--- To be done ---
Transcribe every line exactly. Leave the pictures behind.

--- Data for this task ---
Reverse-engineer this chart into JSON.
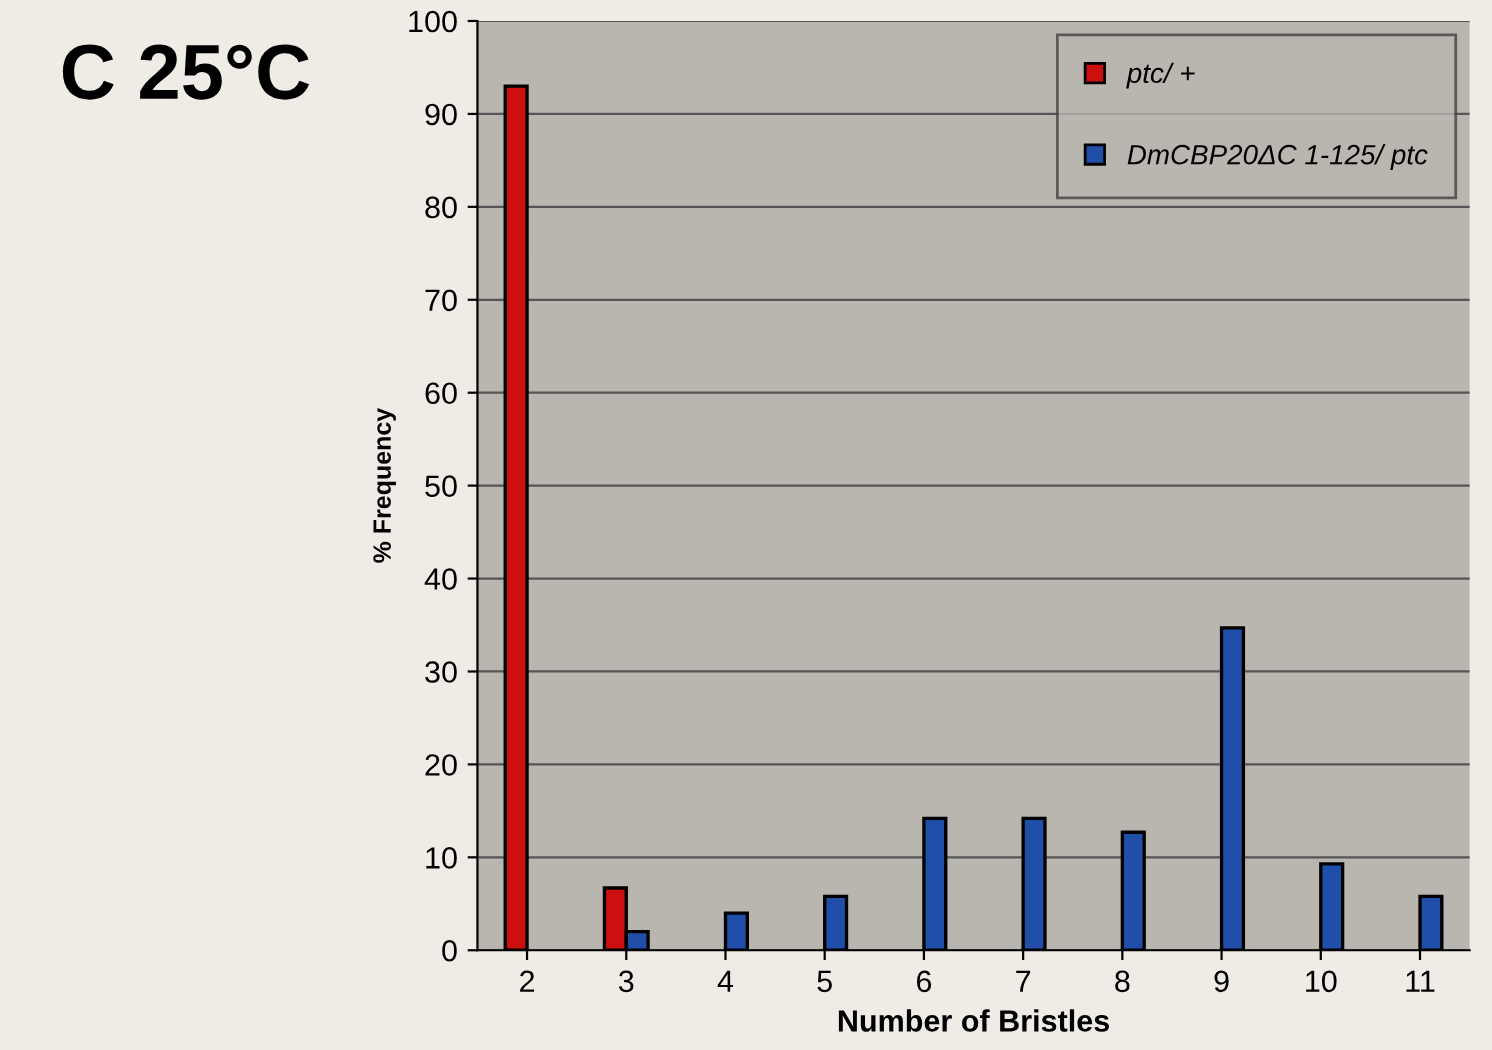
{
  "chart_data": {
    "type": "bar",
    "title": "C 25°C",
    "xlabel": "Number of Bristles",
    "ylabel": "% Frequency",
    "categories": [
      "2",
      "3",
      "4",
      "5",
      "6",
      "7",
      "8",
      "9",
      "10",
      "11"
    ],
    "series": [
      {
        "name": "ptc/ +",
        "color": "#cc1010",
        "values": [
          93,
          6.7,
          null,
          null,
          null,
          null,
          null,
          null,
          null,
          null
        ]
      },
      {
        "name": "DmCBP20ΔC 1-125/ ptc",
        "color": "#1f4fa8",
        "values": [
          null,
          2,
          4,
          5.8,
          14.2,
          14.2,
          12.7,
          34.7,
          9.3,
          5.8
        ]
      }
    ],
    "ylim": [
      0,
      100
    ],
    "yticks": [
      0,
      10,
      20,
      30,
      40,
      50,
      60,
      70,
      80,
      90,
      100
    ],
    "grid": "y",
    "legend": "top right"
  }
}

--- Exercise solution ---
Reverse-engineer this chart into JSON.
{
  "chart_data": {
    "type": "bar",
    "title": "C 25°C",
    "xlabel": "Number of Bristles",
    "ylabel": "% Frequency",
    "categories": [
      "2",
      "3",
      "4",
      "5",
      "6",
      "7",
      "8",
      "9",
      "10",
      "11"
    ],
    "series": [
      {
        "name": "ptc/ +",
        "color": "#cc1010",
        "values": [
          93,
          6.7,
          null,
          null,
          null,
          null,
          null,
          null,
          null,
          null
        ]
      },
      {
        "name": "DmCBP20ΔC 1-125/ ptc",
        "color": "#1f4fa8",
        "values": [
          null,
          2,
          4,
          5.8,
          14.2,
          14.2,
          12.7,
          34.7,
          9.3,
          5.8
        ]
      }
    ],
    "ylim": [
      0,
      100
    ],
    "yticks": [
      0,
      10,
      20,
      30,
      40,
      50,
      60,
      70,
      80,
      90,
      100
    ],
    "grid": "y",
    "legend": "top right"
  }
}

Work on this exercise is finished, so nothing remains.